Short task:
Return every entry exactly.

[Stored items]
⁂
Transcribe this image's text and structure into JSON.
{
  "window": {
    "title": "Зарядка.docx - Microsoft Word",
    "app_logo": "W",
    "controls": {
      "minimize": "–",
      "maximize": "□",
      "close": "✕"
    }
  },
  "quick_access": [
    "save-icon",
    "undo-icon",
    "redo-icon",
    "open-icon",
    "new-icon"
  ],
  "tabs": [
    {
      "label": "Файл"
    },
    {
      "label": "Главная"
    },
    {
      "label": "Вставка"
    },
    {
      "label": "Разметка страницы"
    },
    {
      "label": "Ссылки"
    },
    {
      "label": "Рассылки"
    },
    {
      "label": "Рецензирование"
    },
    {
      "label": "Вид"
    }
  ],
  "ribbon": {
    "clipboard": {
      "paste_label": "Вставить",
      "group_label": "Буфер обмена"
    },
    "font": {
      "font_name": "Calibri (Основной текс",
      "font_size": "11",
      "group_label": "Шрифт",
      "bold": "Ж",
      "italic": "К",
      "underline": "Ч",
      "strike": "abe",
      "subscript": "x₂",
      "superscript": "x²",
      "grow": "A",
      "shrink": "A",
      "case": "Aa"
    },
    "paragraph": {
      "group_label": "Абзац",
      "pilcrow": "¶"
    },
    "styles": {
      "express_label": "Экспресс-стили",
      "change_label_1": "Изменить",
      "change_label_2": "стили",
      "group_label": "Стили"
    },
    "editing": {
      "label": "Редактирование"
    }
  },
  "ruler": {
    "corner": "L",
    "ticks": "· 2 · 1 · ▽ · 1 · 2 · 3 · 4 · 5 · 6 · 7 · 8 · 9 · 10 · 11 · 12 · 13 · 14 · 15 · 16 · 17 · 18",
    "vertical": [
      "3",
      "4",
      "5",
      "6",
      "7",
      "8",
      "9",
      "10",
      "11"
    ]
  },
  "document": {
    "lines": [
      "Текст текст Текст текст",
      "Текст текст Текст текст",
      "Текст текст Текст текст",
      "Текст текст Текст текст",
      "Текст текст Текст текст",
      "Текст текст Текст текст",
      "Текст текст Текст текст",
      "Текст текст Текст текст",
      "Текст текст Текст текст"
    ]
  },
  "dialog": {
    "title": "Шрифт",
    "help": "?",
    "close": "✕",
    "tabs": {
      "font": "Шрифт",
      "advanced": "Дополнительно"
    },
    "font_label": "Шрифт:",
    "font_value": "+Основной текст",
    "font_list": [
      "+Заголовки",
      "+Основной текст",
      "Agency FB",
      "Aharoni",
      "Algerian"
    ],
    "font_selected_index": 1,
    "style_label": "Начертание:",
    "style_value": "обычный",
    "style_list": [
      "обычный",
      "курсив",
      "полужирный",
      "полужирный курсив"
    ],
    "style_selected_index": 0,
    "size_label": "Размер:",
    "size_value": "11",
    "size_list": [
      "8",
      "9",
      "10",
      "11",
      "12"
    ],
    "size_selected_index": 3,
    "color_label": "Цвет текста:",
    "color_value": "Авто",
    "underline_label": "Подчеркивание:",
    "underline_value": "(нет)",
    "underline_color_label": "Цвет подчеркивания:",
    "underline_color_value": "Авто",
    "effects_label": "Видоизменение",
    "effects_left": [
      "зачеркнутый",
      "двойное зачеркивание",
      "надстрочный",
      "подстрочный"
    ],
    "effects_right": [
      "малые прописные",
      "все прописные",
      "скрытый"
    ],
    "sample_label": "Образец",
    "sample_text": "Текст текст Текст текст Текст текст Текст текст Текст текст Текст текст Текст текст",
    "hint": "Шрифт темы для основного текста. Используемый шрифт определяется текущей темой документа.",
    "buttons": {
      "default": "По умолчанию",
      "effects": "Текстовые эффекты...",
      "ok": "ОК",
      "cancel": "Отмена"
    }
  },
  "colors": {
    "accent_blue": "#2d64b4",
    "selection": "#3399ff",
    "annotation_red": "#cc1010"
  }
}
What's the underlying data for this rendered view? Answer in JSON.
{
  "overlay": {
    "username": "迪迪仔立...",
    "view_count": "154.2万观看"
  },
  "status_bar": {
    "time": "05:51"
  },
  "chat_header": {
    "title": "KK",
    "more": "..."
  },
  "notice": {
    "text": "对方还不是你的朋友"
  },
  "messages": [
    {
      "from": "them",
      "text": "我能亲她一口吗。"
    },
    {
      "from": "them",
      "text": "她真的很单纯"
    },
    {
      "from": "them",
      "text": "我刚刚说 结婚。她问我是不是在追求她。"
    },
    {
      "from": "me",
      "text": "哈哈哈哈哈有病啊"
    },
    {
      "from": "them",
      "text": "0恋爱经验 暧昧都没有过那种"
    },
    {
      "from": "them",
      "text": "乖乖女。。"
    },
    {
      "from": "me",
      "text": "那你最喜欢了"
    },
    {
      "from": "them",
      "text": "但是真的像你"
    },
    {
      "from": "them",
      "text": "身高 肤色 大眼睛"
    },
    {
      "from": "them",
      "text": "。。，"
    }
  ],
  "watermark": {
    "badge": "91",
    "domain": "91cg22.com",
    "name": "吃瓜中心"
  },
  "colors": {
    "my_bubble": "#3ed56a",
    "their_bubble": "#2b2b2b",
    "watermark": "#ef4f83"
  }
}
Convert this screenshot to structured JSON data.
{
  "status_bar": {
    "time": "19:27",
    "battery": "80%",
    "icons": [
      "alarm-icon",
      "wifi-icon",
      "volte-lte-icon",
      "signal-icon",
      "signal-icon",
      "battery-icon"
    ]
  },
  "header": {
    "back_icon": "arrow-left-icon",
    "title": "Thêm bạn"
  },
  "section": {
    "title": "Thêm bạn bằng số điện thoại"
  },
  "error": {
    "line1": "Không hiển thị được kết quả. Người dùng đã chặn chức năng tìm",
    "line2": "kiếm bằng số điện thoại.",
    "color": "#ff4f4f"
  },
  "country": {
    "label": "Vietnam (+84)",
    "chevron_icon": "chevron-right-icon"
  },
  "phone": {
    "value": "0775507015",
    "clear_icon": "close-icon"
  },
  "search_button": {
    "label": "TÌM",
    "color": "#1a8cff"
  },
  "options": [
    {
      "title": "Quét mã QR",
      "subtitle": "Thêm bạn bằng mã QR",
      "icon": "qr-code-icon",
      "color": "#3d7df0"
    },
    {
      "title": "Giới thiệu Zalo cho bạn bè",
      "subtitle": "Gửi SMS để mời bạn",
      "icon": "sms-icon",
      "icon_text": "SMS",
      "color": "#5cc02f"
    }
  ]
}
⁂
Exercise solution:
Transcribe this image's text and structure into JSON.
{
  "window": {
    "title": "Зарядка.docx - Microsoft Word",
    "app_logo": "W",
    "controls": {
      "minimize": "–",
      "maximize": "□",
      "close": "✕"
    }
  },
  "quick_access": [
    "save-icon",
    "undo-icon",
    "redo-icon",
    "open-icon",
    "new-icon"
  ],
  "tabs": [
    {
      "label": "Файл"
    },
    {
      "label": "Главная"
    },
    {
      "label": "Вставка"
    },
    {
      "label": "Разметка страницы"
    },
    {
      "label": "Ссылки"
    },
    {
      "label": "Рассылки"
    },
    {
      "label": "Рецензирование"
    },
    {
      "label": "Вид"
    }
  ],
  "ribbon": {
    "clipboard": {
      "paste_label": "Вставить",
      "group_label": "Буфер обмена"
    },
    "font": {
      "font_name": "Calibri (Основной текс",
      "font_size": "11",
      "group_label": "Шрифт",
      "bold": "Ж",
      "italic": "К",
      "underline": "Ч",
      "strike": "abe",
      "subscript": "x₂",
      "superscript": "x²",
      "grow": "A",
      "shrink": "A",
      "case": "Aa"
    },
    "paragraph": {
      "group_label": "Абзац",
      "pilcrow": "¶"
    },
    "styles": {
      "express_label": "Экспресс-стили",
      "change_label_1": "Изменить",
      "change_label_2": "стили",
      "group_label": "Стили"
    },
    "editing": {
      "label": "Редактирование"
    }
  },
  "ruler": {
    "corner": "L",
    "ticks": "· 2 · 1 · ▽ · 1 · 2 · 3 · 4 · 5 · 6 · 7 · 8 · 9 · 10 · 11 · 12 · 13 · 14 · 15 · 16 · 17 · 18",
    "vertical": [
      "3",
      "4",
      "5",
      "6",
      "7",
      "8",
      "9",
      "10",
      "11"
    ]
  },
  "document": {
    "lines": [
      "Текст текст Текст текст",
      "Текст текст Текст текст",
      "Текст текст Текст текст",
      "Текст текст Текст текст",
      "Текст текст Текст текст",
      "Текст текст Текст текст",
      "Текст текст Текст текст",
      "Текст текст Текст текст",
      "Текст текст Текст текст"
    ]
  },
  "dialog": {
    "title": "Шрифт",
    "help": "?",
    "close": "✕",
    "tabs": {
      "font": "Шрифт",
      "advanced": "Дополнительно"
    },
    "font_label": "Шрифт:",
    "font_value": "+Основной текст",
    "font_list": [
      "+Заголовки",
      "+Основной текст",
      "Agency FB",
      "Aharoni",
      "Algerian"
    ],
    "font_selected_index": 1,
    "style_label": "Начертание:",
    "style_value": "обычный",
    "style_list": [
      "обычный",
      "курсив",
      "полужирный",
      "полужирный курсив"
    ],
    "style_selected_index": 0,
    "size_label": "Размер:",
    "size_value": "11",
    "size_list": [
      "8",
      "9",
      "10",
      "11",
      "12"
    ],
    "size_selected_index": 3,
    "color_label": "Цвет текста:",
    "color_value": "Авто",
    "underline_label": "Подчеркивание:",
    "underline_value": "(нет)",
    "underline_color_label": "Цвет подчеркивания:",
    "underline_color_value": "Авто",
    "effects_label": "Видоизменение",
    "effects_left": [
      "зачеркнутый",
      "двойное зачеркивание",
      "надстрочный",
      "подстрочный"
    ],
    "effects_right": [
      "малые прописные",
      "все прописные",
      "скрытый"
    ],
    "sample_label": "Образец",
    "sample_text": "Текст текст Текст текст Текст текст Текст текст Текст текст Текст текст Текст текст",
    "hint": "Шрифт темы для основного текста. Используемый шрифт определяется текущей темой документа.",
    "buttons": {
      "default": "По умолчанию",
      "effects": "Текстовые эффекты...",
      "ok": "ОК",
      "cancel": "Отмена"
    }
  },
  "colors": {
    "accent_blue": "#2d64b4",
    "selection": "#3399ff",
    "annotation_red": "#cc1010"
  }
}
What's the underlying data for this rendered view? Answer in JSON.
{
  "overlay": {
    "username": "迪迪仔立...",
    "view_count": "154.2万观看"
  },
  "status_bar": {
    "time": "05:51"
  },
  "chat_header": {
    "title": "KK",
    "more": "..."
  },
  "notice": {
    "text": "对方还不是你的朋友"
  },
  "messages": [
    {
      "from": "them",
      "text": "我能亲她一口吗。"
    },
    {
      "from": "them",
      "text": "她真的很单纯"
    },
    {
      "from": "them",
      "text": "我刚刚说 结婚。她问我是不是在追求她。"
    },
    {
      "from": "me",
      "text": "哈哈哈哈哈有病啊"
    },
    {
      "from": "them",
      "text": "0恋爱经验 暧昧都没有过那种"
    },
    {
      "from": "them",
      "text": "乖乖女。。"
    },
    {
      "from": "me",
      "text": "那你最喜欢了"
    },
    {
      "from": "them",
      "text": "但是真的像你"
    },
    {
      "from": "them",
      "text": "身高 肤色 大眼睛"
    },
    {
      "from": "them",
      "text": "。。，"
    }
  ],
  "watermark": {
    "badge": "91",
    "domain": "91cg22.com",
    "name": "吃瓜中心"
  },
  "colors": {
    "my_bubble": "#3ed56a",
    "their_bubble": "#2b2b2b",
    "watermark": "#ef4f83"
  }
}
Convert this screenshot to structured JSON data.
{
  "status_bar": {
    "time": "19:27",
    "battery": "80%",
    "icons": [
      "alarm-icon",
      "wifi-icon",
      "volte-lte-icon",
      "signal-icon",
      "signal-icon",
      "battery-icon"
    ]
  },
  "header": {
    "back_icon": "arrow-left-icon",
    "title": "Thêm bạn"
  },
  "section": {
    "title": "Thêm bạn bằng số điện thoại"
  },
  "error": {
    "line1": "Không hiển thị được kết quả. Người dùng đã chặn chức năng tìm",
    "line2": "kiếm bằng số điện thoại.",
    "color": "#ff4f4f"
  },
  "country": {
    "label": "Vietnam (+84)",
    "chevron_icon": "chevron-right-icon"
  },
  "phone": {
    "value": "0775507015",
    "clear_icon": "close-icon"
  },
  "search_button": {
    "label": "TÌM",
    "color": "#1a8cff"
  },
  "options": [
    {
      "title": "Quét mã QR",
      "subtitle": "Thêm bạn bằng mã QR",
      "icon": "qr-code-icon",
      "color": "#3d7df0"
    },
    {
      "title": "Giới thiệu Zalo cho bạn bè",
      "subtitle": "Gửi SMS để mời bạn",
      "icon": "sms-icon",
      "icon_text": "SMS",
      "color": "#5cc02f"
    }
  ]
}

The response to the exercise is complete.